--- START Dataset content ---
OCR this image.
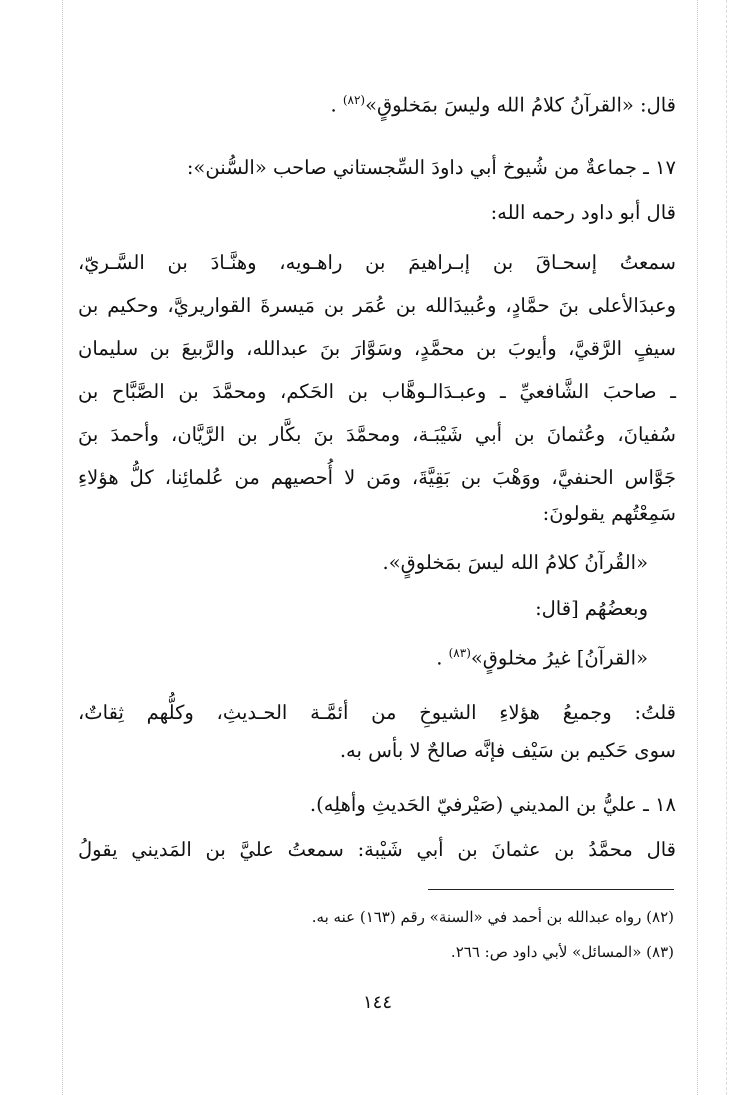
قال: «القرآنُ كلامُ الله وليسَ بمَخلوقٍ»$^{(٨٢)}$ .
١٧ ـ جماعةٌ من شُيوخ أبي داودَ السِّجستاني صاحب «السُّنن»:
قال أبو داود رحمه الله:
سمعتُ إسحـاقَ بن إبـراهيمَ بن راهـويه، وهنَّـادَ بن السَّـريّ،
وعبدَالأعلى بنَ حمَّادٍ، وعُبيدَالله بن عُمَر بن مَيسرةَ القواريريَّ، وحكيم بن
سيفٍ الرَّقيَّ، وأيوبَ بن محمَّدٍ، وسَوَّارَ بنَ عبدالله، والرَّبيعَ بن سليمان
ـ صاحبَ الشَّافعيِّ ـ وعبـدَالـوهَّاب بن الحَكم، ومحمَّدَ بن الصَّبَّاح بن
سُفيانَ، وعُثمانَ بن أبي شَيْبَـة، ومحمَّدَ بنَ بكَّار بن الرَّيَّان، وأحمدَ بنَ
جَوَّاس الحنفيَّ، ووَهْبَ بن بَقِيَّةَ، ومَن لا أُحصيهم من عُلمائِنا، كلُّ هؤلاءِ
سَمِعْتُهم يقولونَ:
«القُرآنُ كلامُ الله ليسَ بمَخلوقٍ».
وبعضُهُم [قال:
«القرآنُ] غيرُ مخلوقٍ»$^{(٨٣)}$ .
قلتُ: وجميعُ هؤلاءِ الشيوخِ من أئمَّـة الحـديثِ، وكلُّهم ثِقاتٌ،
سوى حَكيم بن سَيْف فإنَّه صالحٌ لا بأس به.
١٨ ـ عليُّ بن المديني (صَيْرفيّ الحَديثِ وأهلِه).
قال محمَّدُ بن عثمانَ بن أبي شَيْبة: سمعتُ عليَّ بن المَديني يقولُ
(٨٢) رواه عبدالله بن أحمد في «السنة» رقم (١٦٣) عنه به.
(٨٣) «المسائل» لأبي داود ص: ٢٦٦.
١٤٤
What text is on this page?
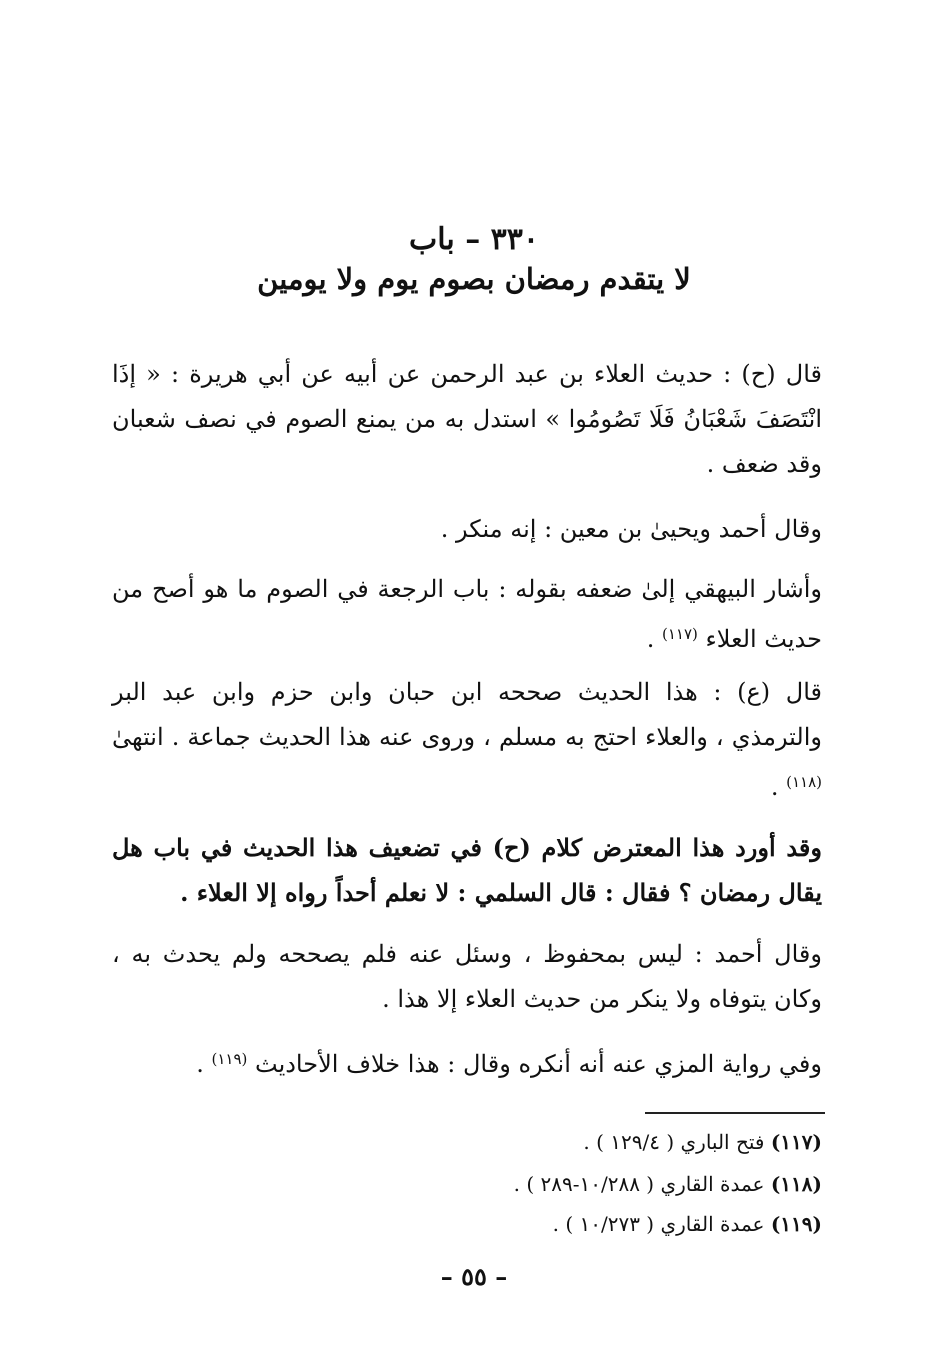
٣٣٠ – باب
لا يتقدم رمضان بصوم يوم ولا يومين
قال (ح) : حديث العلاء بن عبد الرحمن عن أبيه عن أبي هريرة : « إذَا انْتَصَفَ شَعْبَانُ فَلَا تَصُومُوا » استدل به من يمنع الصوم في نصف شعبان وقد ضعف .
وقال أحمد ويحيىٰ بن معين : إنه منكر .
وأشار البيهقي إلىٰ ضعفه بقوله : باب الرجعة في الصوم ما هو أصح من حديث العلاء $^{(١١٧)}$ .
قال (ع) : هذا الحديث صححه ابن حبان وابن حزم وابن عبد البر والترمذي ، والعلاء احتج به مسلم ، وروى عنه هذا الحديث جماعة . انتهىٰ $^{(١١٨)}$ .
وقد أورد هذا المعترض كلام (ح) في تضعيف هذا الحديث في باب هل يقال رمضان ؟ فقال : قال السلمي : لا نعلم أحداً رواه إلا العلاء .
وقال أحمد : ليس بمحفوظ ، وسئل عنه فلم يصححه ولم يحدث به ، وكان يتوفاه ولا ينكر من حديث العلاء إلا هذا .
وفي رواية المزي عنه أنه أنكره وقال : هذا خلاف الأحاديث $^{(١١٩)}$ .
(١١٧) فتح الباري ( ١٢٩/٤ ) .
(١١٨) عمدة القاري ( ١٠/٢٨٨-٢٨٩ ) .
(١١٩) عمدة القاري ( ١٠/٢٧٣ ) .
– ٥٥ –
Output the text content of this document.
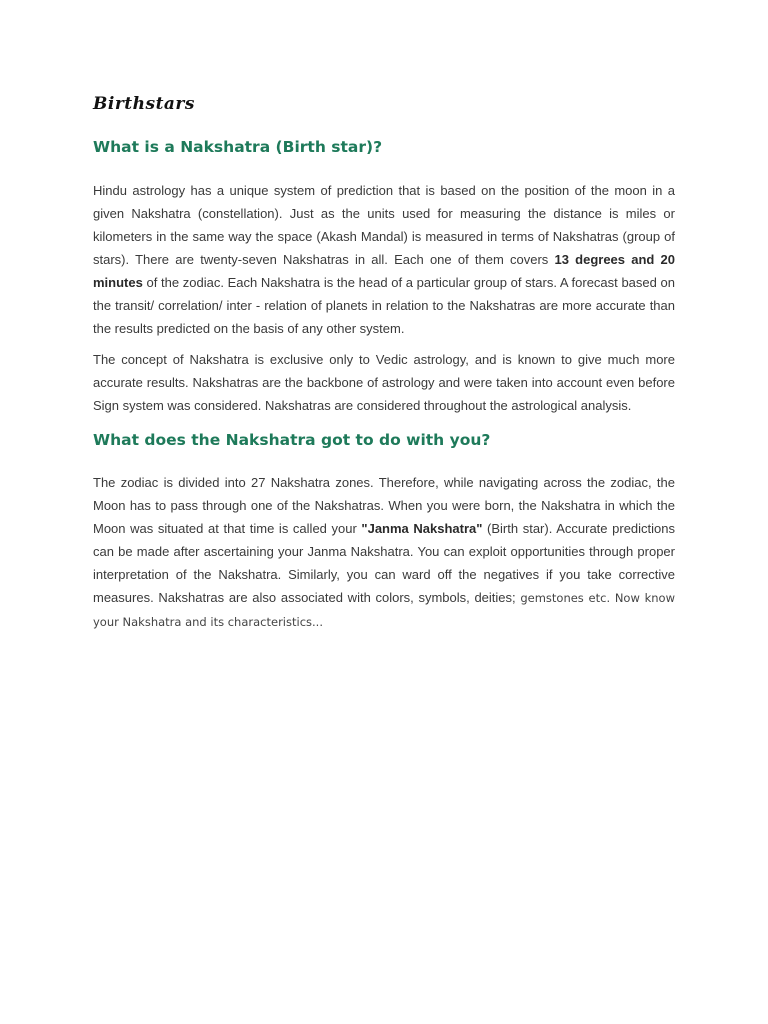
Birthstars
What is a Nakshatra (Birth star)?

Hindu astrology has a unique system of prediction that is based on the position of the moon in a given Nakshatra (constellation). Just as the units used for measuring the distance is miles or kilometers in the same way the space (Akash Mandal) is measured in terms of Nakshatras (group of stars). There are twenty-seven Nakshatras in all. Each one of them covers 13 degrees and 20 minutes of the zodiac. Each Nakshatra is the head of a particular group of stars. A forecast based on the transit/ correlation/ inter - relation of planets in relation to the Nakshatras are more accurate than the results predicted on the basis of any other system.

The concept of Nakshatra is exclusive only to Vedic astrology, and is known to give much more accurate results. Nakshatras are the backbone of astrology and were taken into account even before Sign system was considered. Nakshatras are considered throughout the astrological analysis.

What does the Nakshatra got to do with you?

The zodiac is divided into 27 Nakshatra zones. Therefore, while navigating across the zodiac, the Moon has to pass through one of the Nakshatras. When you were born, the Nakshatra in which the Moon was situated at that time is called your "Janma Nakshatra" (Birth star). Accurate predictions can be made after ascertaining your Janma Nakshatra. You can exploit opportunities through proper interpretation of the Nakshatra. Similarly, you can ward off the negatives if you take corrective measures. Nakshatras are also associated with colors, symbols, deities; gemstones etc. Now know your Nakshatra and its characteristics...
--- END Dataset content ---
- What needs to be done
From the listing above, pick out each line where the word "into" appears.

- Task answer
The concept of Nakshatra is exclusive only to Vedic astrology, and is known to give much more accurate results. Nakshatras are the backbone of astrology and were taken into account even before Sign system was considered. Nakshatras are considered throughout the astrological analysis.
The zodiac is divided into 27 Nakshatra zones. Therefore, while navigating across the zodiac, the Moon has to pass through one of the Nakshatras. When you were born, the Nakshatra in which the Moon was situated at that time is called your "Janma Nakshatra" (Birth star). Accurate predictions can be made after ascertaining your Janma Nakshatra. You can exploit opportunities through proper interpretation of the Nakshatra. Similarly, you can ward off the negatives if you take corrective measures. Nakshatras are also associated with colors, symbols, deities; gemstones etc. Now know your Nakshatra and its characteristics...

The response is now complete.